------ Data supplied ------
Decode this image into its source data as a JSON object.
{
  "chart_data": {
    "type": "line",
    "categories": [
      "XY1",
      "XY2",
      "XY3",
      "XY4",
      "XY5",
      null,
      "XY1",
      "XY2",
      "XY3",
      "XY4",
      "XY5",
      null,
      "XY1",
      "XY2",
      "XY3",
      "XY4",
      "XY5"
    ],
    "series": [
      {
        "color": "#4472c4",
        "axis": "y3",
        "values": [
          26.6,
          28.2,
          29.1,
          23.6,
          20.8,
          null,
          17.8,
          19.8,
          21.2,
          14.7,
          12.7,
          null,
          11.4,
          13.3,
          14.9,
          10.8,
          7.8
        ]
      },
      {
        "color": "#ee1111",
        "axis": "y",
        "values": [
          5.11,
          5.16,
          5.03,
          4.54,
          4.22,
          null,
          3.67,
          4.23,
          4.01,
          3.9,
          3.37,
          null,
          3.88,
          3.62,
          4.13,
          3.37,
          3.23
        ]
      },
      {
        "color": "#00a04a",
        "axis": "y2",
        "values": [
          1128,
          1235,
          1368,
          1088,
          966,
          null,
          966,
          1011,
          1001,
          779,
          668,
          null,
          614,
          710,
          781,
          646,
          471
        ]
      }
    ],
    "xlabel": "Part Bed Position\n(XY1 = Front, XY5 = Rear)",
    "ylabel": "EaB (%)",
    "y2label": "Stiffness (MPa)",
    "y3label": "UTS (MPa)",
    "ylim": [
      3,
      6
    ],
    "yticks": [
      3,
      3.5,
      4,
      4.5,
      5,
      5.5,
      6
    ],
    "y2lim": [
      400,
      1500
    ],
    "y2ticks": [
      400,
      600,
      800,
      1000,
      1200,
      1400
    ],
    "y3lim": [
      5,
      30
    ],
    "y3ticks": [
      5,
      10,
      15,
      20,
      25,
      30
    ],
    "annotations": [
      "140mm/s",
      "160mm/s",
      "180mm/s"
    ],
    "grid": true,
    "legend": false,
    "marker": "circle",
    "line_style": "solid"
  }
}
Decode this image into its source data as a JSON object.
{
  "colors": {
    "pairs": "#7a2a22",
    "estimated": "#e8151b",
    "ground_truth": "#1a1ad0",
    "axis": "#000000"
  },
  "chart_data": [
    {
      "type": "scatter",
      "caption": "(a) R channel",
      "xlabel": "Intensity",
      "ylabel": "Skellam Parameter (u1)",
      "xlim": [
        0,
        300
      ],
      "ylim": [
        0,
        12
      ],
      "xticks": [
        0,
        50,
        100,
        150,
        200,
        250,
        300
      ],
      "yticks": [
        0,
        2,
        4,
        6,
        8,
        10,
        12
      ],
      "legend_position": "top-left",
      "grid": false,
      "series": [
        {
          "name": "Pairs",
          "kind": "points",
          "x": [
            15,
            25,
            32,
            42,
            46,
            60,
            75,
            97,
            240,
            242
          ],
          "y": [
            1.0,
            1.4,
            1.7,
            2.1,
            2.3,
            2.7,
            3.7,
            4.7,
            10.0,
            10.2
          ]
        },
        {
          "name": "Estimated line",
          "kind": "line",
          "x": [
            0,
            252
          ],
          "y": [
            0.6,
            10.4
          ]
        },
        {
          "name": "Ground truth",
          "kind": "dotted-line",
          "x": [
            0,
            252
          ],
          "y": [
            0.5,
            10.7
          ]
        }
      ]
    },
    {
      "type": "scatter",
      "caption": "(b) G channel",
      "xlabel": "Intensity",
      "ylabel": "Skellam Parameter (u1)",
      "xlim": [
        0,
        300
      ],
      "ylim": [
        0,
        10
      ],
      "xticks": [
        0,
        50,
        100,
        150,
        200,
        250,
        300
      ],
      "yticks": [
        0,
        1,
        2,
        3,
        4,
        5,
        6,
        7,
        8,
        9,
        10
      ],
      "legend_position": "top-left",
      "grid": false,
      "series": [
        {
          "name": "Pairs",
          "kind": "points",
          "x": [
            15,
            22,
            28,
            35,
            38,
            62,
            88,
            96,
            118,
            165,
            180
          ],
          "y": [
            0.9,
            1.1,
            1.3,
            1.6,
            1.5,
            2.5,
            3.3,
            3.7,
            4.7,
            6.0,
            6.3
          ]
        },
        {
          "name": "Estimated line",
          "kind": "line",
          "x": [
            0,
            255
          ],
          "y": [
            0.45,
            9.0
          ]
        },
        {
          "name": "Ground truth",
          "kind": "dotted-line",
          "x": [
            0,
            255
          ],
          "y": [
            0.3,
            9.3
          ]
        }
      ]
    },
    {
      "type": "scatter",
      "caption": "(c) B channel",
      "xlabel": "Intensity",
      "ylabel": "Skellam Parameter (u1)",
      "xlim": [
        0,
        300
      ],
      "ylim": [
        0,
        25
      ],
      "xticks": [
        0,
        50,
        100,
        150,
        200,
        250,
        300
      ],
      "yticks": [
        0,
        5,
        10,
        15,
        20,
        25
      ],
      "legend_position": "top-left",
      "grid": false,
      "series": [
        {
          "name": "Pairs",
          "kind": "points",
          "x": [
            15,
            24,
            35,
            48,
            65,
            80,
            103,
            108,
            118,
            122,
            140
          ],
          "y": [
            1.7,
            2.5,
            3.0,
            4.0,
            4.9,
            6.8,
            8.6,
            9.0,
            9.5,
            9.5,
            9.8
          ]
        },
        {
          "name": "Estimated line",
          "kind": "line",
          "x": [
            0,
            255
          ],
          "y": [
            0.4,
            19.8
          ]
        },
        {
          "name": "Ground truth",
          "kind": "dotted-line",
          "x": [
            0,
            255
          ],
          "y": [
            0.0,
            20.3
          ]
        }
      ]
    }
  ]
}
------
* [Goal] Set down the listing in full, keeping every word exactly as it is.

* [Written response]
Decode this image into its source data as a JSON object.
{
  "chart_data": {
    "type": "line",
    "categories": [
      "XY1",
      "XY2",
      "XY3",
      "XY4",
      "XY5",
      null,
      "XY1",
      "XY2",
      "XY3",
      "XY4",
      "XY5",
      null,
      "XY1",
      "XY2",
      "XY3",
      "XY4",
      "XY5"
    ],
    "series": [
      {
        "color": "#4472c4",
        "axis": "y3",
        "values": [
          26.6,
          28.2,
          29.1,
          23.6,
          20.8,
          null,
          17.8,
          19.8,
          21.2,
          14.7,
          12.7,
          null,
          11.4,
          13.3,
          14.9,
          10.8,
          7.8
        ]
      },
      {
        "color": "#ee1111",
        "axis": "y",
        "values": [
          5.11,
          5.16,
          5.03,
          4.54,
          4.22,
          null,
          3.67,
          4.23,
          4.01,
          3.9,
          3.37,
          null,
          3.88,
          3.62,
          4.13,
          3.37,
          3.23
        ]
      },
      {
        "color": "#00a04a",
        "axis": "y2",
        "values": [
          1128,
          1235,
          1368,
          1088,
          966,
          null,
          966,
          1011,
          1001,
          779,
          668,
          null,
          614,
          710,
          781,
          646,
          471
        ]
      }
    ],
    "xlabel": "Part Bed Position\n(XY1 = Front, XY5 = Rear)",
    "ylabel": "EaB (%)",
    "y2label": "Stiffness (MPa)",
    "y3label": "UTS (MPa)",
    "ylim": [
      3,
      6
    ],
    "yticks": [
      3,
      3.5,
      4,
      4.5,
      5,
      5.5,
      6
    ],
    "y2lim": [
      400,
      1500
    ],
    "y2ticks": [
      400,
      600,
      800,
      1000,
      1200,
      1400
    ],
    "y3lim": [
      5,
      30
    ],
    "y3ticks": [
      5,
      10,
      15,
      20,
      25,
      30
    ],
    "annotations": [
      "140mm/s",
      "160mm/s",
      "180mm/s"
    ],
    "grid": true,
    "legend": false,
    "marker": "circle",
    "line_style": "solid"
  }
}
Decode this image into its source data as a JSON object.
{
  "colors": {
    "pairs": "#7a2a22",
    "estimated": "#e8151b",
    "ground_truth": "#1a1ad0",
    "axis": "#000000"
  },
  "chart_data": [
    {
      "type": "scatter",
      "caption": "(a) R channel",
      "xlabel": "Intensity",
      "ylabel": "Skellam Parameter (u1)",
      "xlim": [
        0,
        300
      ],
      "ylim": [
        0,
        12
      ],
      "xticks": [
        0,
        50,
        100,
        150,
        200,
        250,
        300
      ],
      "yticks": [
        0,
        2,
        4,
        6,
        8,
        10,
        12
      ],
      "legend_position": "top-left",
      "grid": false,
      "series": [
        {
          "name": "Pairs",
          "kind": "points",
          "x": [
            15,
            25,
            32,
            42,
            46,
            60,
            75,
            97,
            240,
            242
          ],
          "y": [
            1.0,
            1.4,
            1.7,
            2.1,
            2.3,
            2.7,
            3.7,
            4.7,
            10.0,
            10.2
          ]
        },
        {
          "name": "Estimated line",
          "kind": "line",
          "x": [
            0,
            252
          ],
          "y": [
            0.6,
            10.4
          ]
        },
        {
          "name": "Ground truth",
          "kind": "dotted-line",
          "x": [
            0,
            252
          ],
          "y": [
            0.5,
            10.7
          ]
        }
      ]
    },
    {
      "type": "scatter",
      "caption": "(b) G channel",
      "xlabel": "Intensity",
      "ylabel": "Skellam Parameter (u1)",
      "xlim": [
        0,
        300
      ],
      "ylim": [
        0,
        10
      ],
      "xticks": [
        0,
        50,
        100,
        150,
        200,
        250,
        300
      ],
      "yticks": [
        0,
        1,
        2,
        3,
        4,
        5,
        6,
        7,
        8,
        9,
        10
      ],
      "legend_position": "top-left",
      "grid": false,
      "series": [
        {
          "name": "Pairs",
          "kind": "points",
          "x": [
            15,
            22,
            28,
            35,
            38,
            62,
            88,
            96,
            118,
            165,
            180
          ],
          "y": [
            0.9,
            1.1,
            1.3,
            1.6,
            1.5,
            2.5,
            3.3,
            3.7,
            4.7,
            6.0,
            6.3
          ]
        },
        {
          "name": "Estimated line",
          "kind": "line",
          "x": [
            0,
            255
          ],
          "y": [
            0.45,
            9.0
          ]
        },
        {
          "name": "Ground truth",
          "kind": "dotted-line",
          "x": [
            0,
            255
          ],
          "y": [
            0.3,
            9.3
          ]
        }
      ]
    },
    {
      "type": "scatter",
      "caption": "(c) B channel",
      "xlabel": "Intensity",
      "ylabel": "Skellam Parameter (u1)",
      "xlim": [
        0,
        300
      ],
      "ylim": [
        0,
        25
      ],
      "xticks": [
        0,
        50,
        100,
        150,
        200,
        250,
        300
      ],
      "yticks": [
        0,
        5,
        10,
        15,
        20,
        25
      ],
      "legend_position": "top-left",
      "grid": false,
      "series": [
        {
          "name": "Pairs",
          "kind": "points",
          "x": [
            15,
            24,
            35,
            48,
            65,
            80,
            103,
            108,
            118,
            122,
            140
          ],
          "y": [
            1.7,
            2.5,
            3.0,
            4.0,
            4.9,
            6.8,
            8.6,
            9.0,
            9.5,
            9.5,
            9.8
          ]
        },
        {
          "name": "Estimated line",
          "kind": "line",
          "x": [
            0,
            255
          ],
          "y": [
            0.4,
            19.8
          ]
        },
        {
          "name": "Ground truth",
          "kind": "dotted-line",
          "x": [
            0,
            255
          ],
          "y": [
            0.0,
            20.3
          ]
        }
      ]
    }
  ]
}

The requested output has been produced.